## Exercise details:
Your task is to tally the lines of the listing containing the word "holiday" and report the figure alone.

## Raw data:

▬▬▬

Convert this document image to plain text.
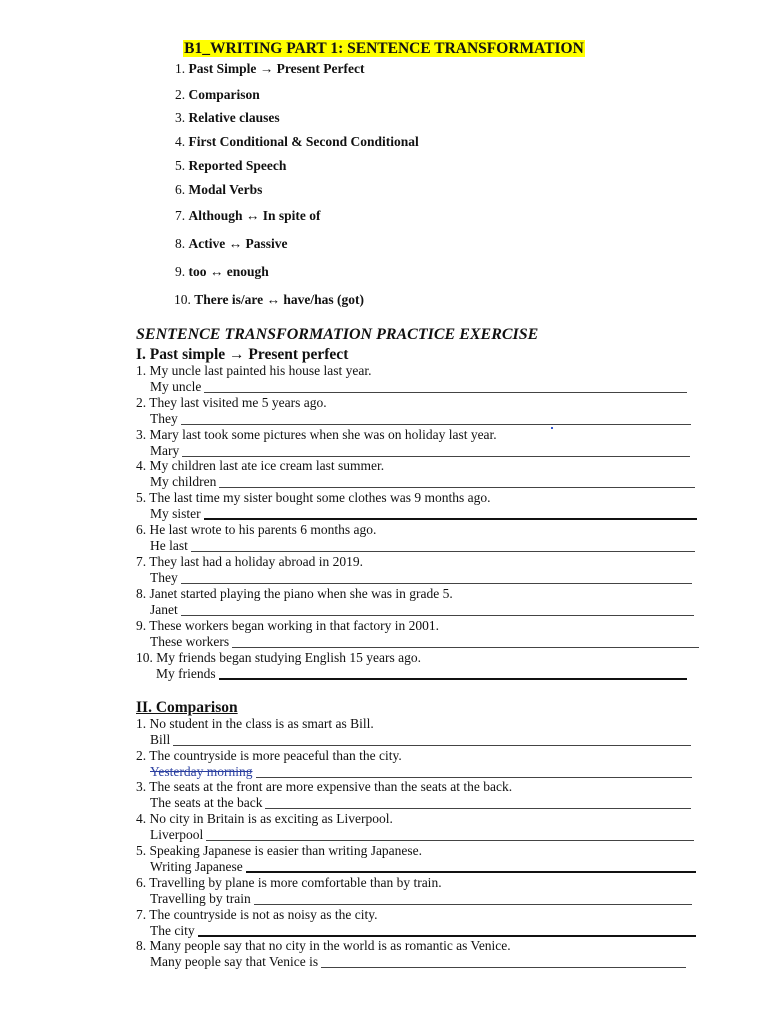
B1_WRITING PART 1: SENTENCE TRANSFORMATION
1. Past Simple → Present Perfect
2. Comparison
3. Relative clauses
4. First Conditional & Second Conditional
5. Reported Speech
6. Modal Verbs
7. Although ↔ In spite of
8. Active ↔ Passive
9. too ↔ enough
10. There is/are ↔ have/has (got)
SENTENCE TRANSFORMATION PRACTICE EXERCISE
I. Past simple → Present perfect
1. My uncle last painted his house last year.
My uncle
2. They last visited me 5 years ago.
They
3. Mary last took some pictures when she was on holiday last year.
Mary
4. My children last ate ice cream last summer.
My children
5. The last time my sister bought some clothes was 9 months ago.
My sister
6. He last wrote to his parents 6 months ago.
He last
7. They last had a holiday abroad in 2019.
They
8. Janet started playing the piano when she was in grade 5.
Janet
9. These workers began working in that factory in 2001.
These workers
10. My friends began studying English 15 years ago.
My friends
II. Comparison
1. No student in the class is as smart as Bill.
Bill
2. The countryside is more peaceful than the city.
Yesterday morning
3. The seats at the front are more expensive than the seats at the back.
The seats at the back
4. No city in Britain is as exciting as Liverpool.
Liverpool
5. Speaking Japanese is easier than writing Japanese.
Writing Japanese
6. Travelling by plane is more comfortable than by train.
Travelling by train
7. The countryside is not as noisy as the city.
The city
8. Many people say that no city in the world is as romantic as Venice.
Many people say that Venice is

▬▬▬

## The completed task:
2